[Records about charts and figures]

[start]

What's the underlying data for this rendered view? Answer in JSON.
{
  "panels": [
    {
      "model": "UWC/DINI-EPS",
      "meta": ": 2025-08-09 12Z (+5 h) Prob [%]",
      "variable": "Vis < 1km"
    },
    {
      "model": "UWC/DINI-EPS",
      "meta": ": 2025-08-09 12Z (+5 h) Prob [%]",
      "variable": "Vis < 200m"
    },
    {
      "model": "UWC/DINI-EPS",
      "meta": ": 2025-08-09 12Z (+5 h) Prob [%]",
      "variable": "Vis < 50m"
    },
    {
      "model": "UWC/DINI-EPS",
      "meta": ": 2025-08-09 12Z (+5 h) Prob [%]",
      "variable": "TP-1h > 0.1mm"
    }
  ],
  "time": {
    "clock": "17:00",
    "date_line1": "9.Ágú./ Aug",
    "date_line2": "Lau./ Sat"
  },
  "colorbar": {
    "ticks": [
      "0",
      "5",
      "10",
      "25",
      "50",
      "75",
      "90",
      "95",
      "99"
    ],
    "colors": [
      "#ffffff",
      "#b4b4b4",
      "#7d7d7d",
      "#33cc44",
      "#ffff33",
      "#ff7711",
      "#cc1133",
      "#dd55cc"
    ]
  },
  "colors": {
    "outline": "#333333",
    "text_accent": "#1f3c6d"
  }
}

[end]

● **Instructions for the task**:
From the listing above, copy every line that includes the word "variable".

● **Written response**:
      "variable": "Vis < 1km"
      "variable": "Vis < 200m"
      "variable": "Vis < 50m"
      "variable": "TP-1h > 0.1mm"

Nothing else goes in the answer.